### Your instructions:
Below are some records. Copy every line in them that holds "실질자산".

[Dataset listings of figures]
= = =

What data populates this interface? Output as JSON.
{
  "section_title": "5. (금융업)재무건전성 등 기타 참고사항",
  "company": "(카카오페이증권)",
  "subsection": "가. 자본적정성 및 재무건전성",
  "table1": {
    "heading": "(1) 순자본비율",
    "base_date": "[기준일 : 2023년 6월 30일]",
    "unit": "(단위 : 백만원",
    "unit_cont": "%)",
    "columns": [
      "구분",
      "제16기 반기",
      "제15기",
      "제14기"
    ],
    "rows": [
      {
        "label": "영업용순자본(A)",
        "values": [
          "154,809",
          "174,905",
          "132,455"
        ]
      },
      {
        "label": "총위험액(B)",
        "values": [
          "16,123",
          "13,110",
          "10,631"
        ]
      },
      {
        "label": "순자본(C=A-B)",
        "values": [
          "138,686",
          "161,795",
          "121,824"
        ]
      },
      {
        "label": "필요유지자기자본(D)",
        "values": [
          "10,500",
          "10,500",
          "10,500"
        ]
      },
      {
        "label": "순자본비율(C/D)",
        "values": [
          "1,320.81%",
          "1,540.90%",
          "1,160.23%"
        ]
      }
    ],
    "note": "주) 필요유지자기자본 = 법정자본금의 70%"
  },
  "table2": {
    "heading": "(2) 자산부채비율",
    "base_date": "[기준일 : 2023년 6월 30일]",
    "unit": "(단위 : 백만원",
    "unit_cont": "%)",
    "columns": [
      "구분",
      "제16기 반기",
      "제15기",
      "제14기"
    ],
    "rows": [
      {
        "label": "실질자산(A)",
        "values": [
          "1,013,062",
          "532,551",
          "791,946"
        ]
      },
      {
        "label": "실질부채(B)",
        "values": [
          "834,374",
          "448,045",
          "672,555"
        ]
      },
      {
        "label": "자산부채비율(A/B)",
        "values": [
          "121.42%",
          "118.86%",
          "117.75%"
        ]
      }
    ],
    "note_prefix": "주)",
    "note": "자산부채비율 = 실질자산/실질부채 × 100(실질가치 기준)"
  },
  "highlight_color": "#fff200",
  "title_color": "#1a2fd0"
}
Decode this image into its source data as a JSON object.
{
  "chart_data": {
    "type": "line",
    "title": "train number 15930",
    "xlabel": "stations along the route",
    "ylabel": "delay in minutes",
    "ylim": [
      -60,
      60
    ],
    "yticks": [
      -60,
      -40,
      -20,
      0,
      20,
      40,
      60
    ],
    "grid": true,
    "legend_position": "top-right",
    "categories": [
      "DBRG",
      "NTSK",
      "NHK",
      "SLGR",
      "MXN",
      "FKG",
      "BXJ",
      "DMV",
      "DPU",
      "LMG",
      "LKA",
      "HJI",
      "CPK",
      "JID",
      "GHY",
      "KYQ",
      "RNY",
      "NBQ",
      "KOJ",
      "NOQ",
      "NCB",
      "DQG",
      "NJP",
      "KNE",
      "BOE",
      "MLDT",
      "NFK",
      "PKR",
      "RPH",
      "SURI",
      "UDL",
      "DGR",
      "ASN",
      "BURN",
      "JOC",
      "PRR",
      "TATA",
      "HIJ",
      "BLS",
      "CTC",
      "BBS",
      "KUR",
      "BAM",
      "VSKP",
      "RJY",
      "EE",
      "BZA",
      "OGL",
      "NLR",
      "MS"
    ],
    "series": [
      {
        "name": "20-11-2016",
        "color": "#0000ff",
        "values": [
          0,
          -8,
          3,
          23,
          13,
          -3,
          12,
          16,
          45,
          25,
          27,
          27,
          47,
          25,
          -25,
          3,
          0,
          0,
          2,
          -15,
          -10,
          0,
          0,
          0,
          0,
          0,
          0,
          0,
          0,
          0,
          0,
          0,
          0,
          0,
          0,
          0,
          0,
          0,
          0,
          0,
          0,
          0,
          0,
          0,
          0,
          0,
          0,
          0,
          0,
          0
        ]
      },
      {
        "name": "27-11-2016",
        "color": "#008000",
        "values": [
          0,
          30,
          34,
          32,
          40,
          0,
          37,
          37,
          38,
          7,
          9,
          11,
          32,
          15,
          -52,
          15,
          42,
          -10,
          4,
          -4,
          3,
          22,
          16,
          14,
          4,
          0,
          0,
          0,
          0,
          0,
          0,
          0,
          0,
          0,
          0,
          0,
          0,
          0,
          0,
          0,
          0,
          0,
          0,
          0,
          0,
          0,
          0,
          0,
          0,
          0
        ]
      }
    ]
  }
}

= = =

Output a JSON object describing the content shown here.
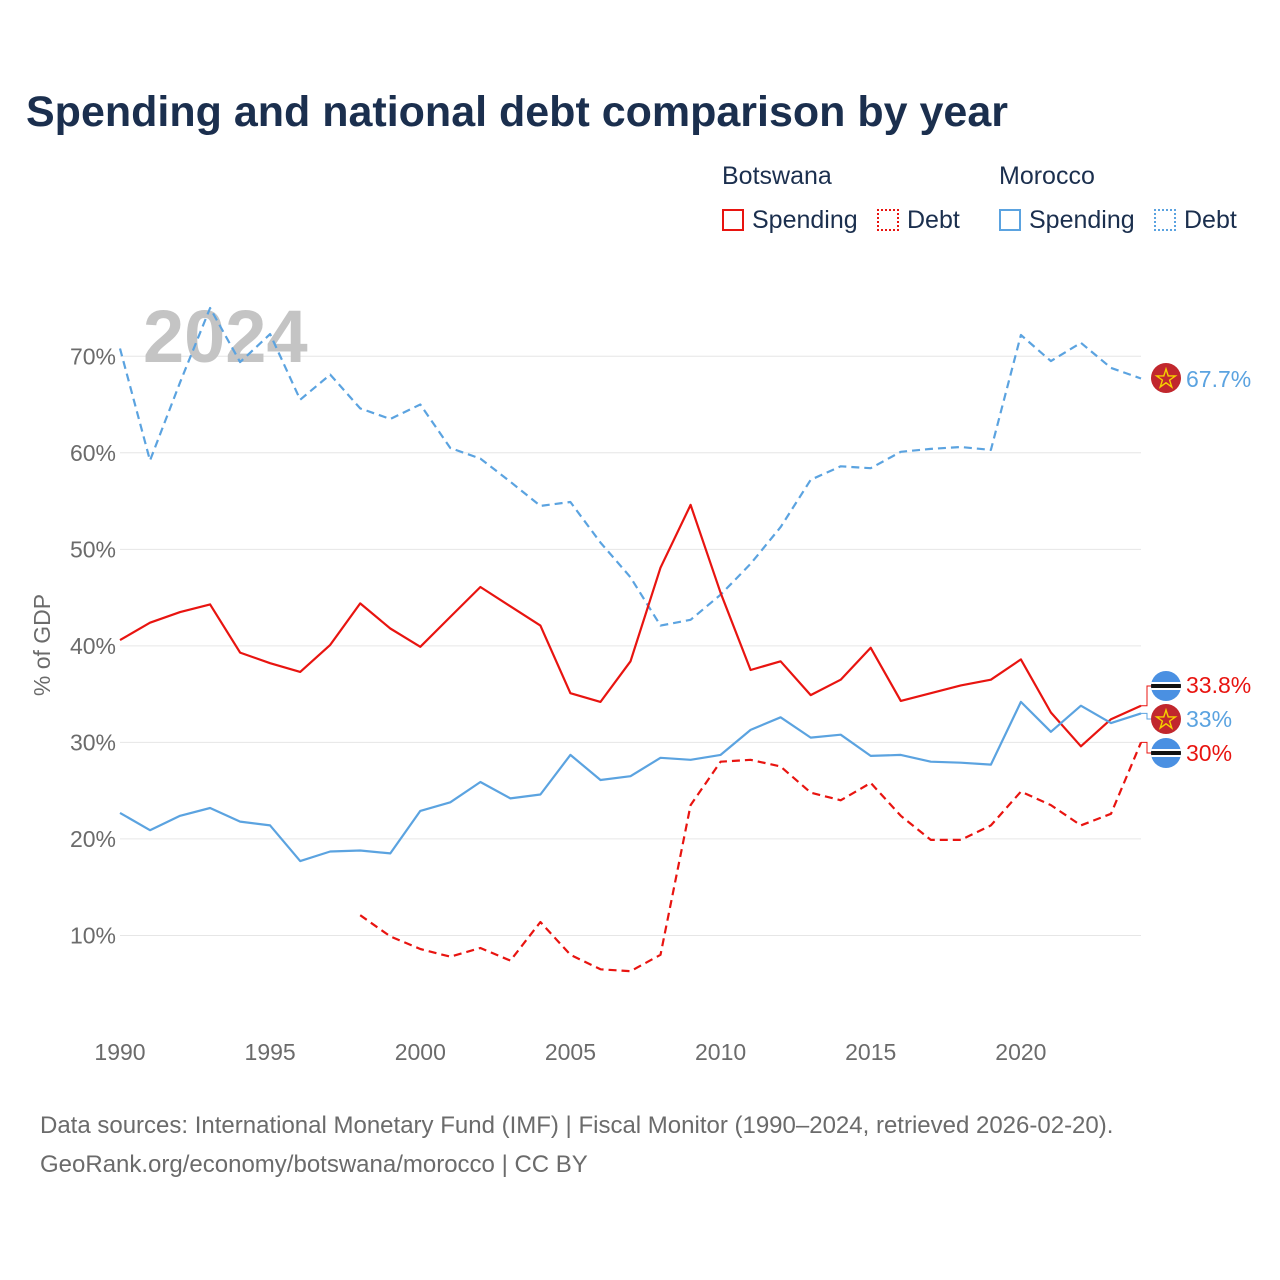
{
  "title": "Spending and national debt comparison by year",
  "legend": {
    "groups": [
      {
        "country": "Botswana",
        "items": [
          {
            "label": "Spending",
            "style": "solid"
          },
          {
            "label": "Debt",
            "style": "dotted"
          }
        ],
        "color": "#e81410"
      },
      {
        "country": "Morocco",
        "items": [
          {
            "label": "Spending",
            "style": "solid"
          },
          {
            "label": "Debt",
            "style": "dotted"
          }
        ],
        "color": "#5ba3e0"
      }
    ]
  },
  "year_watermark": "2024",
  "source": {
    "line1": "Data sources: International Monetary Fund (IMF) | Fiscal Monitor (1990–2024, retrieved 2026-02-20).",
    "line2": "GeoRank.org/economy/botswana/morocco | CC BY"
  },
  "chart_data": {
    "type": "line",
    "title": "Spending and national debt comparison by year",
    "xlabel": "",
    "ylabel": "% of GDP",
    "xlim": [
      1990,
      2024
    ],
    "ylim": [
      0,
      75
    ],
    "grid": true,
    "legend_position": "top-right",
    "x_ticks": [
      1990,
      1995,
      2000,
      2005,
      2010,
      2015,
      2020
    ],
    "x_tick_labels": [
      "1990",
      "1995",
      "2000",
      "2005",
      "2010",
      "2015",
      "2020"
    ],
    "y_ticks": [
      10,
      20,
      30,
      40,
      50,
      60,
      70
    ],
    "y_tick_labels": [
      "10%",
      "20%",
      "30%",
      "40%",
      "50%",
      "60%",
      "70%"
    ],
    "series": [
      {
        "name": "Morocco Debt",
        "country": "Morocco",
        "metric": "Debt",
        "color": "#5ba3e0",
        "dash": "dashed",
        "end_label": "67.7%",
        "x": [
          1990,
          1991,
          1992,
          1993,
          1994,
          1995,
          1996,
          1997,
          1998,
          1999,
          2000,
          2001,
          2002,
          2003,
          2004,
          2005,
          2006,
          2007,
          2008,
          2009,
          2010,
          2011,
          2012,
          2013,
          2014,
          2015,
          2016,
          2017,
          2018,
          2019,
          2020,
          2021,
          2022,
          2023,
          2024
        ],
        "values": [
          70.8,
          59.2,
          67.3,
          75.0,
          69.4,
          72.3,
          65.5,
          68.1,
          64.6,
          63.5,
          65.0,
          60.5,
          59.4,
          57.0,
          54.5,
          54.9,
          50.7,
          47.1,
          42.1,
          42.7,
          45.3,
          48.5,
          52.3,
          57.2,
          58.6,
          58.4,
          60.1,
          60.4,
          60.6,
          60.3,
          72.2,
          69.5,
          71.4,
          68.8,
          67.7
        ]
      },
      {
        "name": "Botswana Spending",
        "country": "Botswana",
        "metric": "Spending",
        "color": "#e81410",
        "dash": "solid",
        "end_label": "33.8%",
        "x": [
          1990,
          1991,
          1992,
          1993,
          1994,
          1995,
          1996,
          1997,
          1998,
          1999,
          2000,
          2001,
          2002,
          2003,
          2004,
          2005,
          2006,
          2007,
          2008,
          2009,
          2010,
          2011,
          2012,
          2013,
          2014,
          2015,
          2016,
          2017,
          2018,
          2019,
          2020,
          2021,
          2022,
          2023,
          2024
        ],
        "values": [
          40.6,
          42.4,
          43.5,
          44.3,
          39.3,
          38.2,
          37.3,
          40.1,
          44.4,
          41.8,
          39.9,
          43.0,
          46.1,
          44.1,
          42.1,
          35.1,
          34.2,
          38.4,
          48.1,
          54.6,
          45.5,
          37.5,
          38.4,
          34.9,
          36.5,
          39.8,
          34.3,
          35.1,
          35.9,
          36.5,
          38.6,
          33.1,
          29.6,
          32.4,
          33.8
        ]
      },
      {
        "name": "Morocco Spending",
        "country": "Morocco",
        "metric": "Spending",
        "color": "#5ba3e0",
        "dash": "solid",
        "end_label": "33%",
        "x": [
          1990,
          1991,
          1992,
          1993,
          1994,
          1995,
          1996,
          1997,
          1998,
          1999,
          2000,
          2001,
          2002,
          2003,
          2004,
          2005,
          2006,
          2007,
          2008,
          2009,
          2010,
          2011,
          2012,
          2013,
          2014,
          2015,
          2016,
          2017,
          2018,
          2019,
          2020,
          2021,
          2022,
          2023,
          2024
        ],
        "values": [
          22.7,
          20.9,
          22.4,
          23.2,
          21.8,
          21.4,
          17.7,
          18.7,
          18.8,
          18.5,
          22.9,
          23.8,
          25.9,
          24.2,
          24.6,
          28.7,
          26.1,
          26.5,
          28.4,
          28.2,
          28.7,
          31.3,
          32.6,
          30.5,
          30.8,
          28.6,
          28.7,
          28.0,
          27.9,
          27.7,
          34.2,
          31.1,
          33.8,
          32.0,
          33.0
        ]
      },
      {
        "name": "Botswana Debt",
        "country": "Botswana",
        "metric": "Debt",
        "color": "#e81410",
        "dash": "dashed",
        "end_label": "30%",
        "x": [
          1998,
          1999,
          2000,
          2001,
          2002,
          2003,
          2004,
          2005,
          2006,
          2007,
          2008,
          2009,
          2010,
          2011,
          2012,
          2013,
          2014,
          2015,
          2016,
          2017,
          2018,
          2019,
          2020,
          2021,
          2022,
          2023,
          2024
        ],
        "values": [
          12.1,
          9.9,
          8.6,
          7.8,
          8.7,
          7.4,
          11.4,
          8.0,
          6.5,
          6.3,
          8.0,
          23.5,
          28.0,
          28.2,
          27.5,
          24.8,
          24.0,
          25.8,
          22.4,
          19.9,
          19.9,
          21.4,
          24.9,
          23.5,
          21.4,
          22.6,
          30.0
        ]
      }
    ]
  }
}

= = =

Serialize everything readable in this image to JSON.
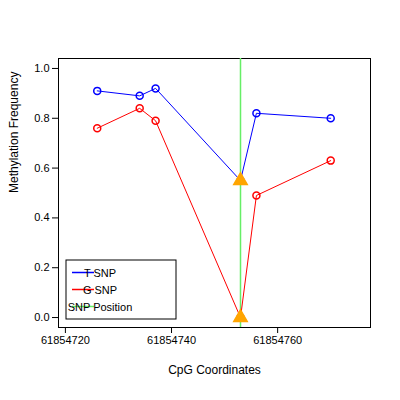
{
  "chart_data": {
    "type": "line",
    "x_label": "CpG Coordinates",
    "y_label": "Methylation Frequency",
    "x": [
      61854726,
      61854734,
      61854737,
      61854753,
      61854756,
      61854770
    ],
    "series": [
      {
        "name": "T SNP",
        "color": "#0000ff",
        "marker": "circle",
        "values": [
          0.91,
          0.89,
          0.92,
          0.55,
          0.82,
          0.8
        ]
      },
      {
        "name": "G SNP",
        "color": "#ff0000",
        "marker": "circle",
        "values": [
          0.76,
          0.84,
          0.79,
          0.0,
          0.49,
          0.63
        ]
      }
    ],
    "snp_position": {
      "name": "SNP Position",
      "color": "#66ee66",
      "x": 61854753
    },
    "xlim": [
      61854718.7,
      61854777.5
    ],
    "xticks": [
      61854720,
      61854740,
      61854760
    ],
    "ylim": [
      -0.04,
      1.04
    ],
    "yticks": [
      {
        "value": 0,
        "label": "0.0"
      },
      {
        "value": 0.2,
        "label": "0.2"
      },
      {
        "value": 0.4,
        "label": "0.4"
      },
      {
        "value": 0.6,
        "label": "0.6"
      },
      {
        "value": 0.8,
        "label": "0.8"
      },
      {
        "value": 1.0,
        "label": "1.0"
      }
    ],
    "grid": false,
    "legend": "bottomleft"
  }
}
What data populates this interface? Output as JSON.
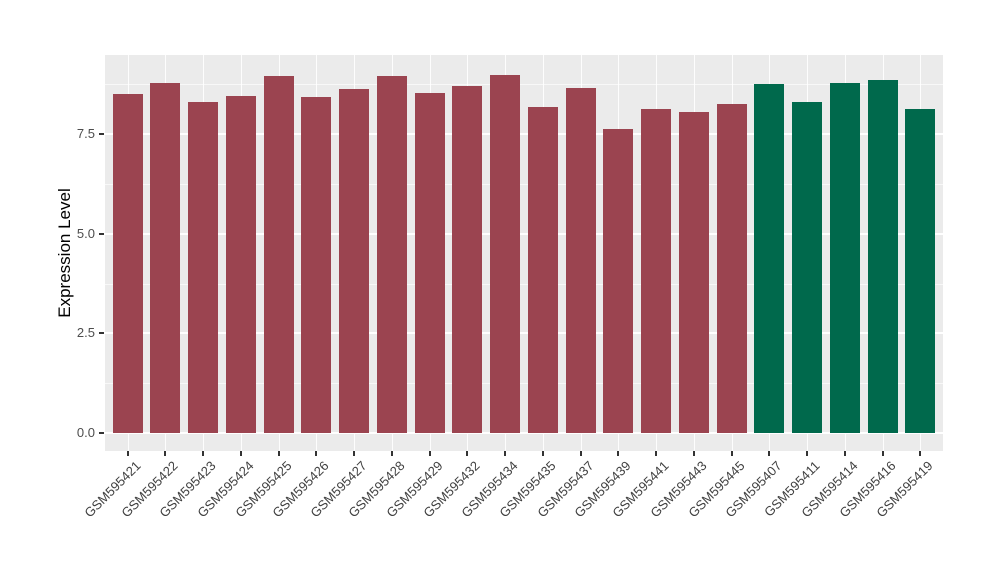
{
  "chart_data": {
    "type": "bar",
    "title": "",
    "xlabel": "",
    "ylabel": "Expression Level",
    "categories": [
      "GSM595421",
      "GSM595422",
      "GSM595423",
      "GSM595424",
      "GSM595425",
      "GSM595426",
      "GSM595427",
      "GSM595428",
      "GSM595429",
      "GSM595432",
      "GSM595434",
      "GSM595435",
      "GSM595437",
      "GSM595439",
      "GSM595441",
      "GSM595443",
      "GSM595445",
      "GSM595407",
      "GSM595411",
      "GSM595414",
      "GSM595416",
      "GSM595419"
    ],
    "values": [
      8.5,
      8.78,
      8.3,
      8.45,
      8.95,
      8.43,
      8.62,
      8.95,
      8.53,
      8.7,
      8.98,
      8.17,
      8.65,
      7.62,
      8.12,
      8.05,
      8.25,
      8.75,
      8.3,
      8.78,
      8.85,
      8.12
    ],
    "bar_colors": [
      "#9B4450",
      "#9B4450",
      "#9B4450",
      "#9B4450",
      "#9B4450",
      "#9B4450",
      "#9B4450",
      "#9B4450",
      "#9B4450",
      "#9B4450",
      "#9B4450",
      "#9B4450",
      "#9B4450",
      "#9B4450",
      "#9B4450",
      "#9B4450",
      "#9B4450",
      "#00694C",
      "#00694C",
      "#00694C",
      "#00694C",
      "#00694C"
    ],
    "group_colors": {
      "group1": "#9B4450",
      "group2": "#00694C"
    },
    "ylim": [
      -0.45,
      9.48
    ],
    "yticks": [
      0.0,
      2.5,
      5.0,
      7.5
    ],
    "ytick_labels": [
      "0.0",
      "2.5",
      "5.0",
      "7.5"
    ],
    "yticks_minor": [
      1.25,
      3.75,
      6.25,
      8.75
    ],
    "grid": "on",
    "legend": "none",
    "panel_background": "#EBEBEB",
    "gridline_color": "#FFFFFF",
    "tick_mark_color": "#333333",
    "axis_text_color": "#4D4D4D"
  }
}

= = =

### Exercise result:
        "label": "실질자산(A)",
    "note": "자산부채비율 = 실질자산/실질부채 × 100(실질가치 기준)"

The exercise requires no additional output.